Pull out every line containing the string "DataFrame".

**DATA ENTRIES:**
---
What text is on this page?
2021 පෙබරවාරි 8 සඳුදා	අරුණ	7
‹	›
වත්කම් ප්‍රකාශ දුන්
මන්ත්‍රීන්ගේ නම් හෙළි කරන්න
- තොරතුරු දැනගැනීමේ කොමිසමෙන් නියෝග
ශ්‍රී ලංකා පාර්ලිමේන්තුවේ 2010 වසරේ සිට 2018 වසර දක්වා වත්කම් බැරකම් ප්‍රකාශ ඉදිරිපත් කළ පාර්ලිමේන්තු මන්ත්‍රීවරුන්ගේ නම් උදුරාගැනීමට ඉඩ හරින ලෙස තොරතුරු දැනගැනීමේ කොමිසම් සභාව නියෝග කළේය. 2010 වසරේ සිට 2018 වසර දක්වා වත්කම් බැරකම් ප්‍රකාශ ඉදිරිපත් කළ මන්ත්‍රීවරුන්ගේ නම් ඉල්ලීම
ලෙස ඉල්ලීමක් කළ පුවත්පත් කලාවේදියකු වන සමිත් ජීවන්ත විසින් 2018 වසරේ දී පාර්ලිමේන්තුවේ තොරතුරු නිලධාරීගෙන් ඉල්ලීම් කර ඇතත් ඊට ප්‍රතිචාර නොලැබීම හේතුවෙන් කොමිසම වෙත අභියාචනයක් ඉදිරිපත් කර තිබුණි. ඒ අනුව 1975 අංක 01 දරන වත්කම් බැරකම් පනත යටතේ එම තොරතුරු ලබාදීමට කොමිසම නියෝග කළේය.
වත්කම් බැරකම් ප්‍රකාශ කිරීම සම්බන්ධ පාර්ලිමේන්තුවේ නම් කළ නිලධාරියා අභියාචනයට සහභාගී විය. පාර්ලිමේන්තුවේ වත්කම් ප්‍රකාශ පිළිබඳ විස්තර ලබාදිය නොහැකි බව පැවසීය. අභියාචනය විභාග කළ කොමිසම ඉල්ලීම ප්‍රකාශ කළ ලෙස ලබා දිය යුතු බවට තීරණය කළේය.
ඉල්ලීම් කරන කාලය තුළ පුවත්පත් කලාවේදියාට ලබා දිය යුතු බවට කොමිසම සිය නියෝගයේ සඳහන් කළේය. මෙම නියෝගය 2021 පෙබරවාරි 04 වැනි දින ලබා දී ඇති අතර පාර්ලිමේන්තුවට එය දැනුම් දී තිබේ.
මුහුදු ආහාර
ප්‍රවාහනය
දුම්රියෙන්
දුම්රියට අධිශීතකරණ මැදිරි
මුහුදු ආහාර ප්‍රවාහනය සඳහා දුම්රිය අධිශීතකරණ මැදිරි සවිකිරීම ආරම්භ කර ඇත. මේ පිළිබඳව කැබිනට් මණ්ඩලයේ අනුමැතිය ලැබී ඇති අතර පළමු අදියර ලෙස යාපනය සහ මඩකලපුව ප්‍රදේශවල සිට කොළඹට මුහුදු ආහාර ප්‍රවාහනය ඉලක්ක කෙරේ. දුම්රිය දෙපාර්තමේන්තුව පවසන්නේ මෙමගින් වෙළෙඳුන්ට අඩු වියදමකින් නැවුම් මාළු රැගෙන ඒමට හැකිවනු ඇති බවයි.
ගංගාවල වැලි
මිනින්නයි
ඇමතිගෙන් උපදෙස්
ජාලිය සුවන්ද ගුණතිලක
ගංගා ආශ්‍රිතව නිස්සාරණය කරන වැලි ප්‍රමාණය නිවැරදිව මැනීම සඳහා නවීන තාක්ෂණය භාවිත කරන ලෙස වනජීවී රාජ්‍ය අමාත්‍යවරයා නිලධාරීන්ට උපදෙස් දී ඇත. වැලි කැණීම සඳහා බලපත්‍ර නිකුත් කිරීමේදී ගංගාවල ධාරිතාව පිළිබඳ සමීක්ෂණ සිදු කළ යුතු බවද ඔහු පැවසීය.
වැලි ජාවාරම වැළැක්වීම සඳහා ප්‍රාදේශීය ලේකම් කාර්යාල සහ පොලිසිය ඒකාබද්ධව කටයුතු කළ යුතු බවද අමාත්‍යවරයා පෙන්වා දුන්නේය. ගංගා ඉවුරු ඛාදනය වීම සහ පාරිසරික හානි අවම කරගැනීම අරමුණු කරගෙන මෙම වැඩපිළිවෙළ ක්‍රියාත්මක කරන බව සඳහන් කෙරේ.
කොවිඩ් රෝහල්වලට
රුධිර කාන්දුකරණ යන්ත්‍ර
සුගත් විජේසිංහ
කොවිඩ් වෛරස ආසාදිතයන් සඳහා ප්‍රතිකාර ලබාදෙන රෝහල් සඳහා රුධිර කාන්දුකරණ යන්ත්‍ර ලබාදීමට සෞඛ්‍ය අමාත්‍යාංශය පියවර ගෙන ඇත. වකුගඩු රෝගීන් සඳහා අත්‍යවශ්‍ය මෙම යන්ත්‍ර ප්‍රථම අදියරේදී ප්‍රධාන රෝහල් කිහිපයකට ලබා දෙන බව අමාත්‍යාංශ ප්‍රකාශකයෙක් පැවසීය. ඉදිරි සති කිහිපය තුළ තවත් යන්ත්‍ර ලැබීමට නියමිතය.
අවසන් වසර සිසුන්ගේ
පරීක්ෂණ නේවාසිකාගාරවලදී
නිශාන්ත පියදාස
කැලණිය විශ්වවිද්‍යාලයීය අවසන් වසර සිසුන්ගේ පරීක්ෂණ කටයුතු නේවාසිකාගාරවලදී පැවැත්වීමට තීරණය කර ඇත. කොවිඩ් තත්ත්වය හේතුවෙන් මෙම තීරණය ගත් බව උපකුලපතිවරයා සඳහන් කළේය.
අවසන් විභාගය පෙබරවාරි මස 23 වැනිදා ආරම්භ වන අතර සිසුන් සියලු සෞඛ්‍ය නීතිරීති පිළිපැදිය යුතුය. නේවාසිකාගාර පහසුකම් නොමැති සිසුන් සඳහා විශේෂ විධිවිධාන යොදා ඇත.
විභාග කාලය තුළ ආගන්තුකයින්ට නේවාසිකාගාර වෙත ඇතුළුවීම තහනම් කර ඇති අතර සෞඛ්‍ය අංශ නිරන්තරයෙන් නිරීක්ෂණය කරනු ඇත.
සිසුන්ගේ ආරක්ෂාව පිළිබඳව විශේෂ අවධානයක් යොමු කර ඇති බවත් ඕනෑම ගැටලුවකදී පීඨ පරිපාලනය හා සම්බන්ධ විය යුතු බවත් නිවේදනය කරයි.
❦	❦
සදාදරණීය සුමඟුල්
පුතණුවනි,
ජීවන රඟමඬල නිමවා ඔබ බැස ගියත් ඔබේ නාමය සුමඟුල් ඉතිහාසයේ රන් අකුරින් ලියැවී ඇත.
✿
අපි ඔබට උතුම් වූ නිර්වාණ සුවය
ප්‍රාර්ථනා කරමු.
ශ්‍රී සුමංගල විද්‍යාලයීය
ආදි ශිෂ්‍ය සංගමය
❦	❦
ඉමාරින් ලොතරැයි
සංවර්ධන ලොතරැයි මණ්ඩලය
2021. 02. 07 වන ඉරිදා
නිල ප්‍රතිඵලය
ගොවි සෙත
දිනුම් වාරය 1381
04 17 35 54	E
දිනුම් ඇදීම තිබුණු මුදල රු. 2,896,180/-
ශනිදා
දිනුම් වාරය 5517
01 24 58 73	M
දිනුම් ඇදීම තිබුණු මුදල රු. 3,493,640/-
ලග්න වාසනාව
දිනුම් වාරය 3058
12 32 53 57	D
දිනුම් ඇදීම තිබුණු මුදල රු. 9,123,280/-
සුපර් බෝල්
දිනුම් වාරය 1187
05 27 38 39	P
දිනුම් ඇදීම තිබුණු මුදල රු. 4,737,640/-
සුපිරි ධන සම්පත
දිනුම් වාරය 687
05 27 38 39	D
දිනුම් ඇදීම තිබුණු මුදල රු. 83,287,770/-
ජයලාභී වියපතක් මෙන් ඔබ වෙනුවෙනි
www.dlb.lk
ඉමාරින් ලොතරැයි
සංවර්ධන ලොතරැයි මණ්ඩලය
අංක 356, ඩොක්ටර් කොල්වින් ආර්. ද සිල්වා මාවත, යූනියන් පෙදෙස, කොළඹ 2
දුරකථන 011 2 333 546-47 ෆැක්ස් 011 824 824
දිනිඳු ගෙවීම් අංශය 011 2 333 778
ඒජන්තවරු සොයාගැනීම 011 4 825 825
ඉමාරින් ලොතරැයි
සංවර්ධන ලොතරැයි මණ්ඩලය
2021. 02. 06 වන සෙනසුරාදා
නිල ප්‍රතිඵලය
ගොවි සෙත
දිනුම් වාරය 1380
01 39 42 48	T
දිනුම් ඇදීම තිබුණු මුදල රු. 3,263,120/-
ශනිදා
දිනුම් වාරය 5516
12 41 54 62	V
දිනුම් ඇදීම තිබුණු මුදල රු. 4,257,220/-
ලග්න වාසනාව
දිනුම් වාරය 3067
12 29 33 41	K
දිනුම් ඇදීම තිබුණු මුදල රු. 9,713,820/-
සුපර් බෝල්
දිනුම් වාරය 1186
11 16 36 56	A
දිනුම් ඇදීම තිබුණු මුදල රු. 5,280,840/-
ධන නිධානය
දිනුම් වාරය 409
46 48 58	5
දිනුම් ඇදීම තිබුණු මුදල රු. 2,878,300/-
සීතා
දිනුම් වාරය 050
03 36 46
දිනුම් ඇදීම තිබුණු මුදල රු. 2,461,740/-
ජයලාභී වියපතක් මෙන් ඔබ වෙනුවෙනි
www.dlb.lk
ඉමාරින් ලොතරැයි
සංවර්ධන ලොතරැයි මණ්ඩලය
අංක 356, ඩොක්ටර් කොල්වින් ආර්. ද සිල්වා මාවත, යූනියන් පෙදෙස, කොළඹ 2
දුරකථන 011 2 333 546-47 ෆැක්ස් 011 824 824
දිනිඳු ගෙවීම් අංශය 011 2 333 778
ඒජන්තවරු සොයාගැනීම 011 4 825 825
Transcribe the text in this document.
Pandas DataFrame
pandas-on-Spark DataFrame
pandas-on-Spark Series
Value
---
**CORRECT ANSWER:**
Pandas DataFrame
pandas-on-Spark DataFrame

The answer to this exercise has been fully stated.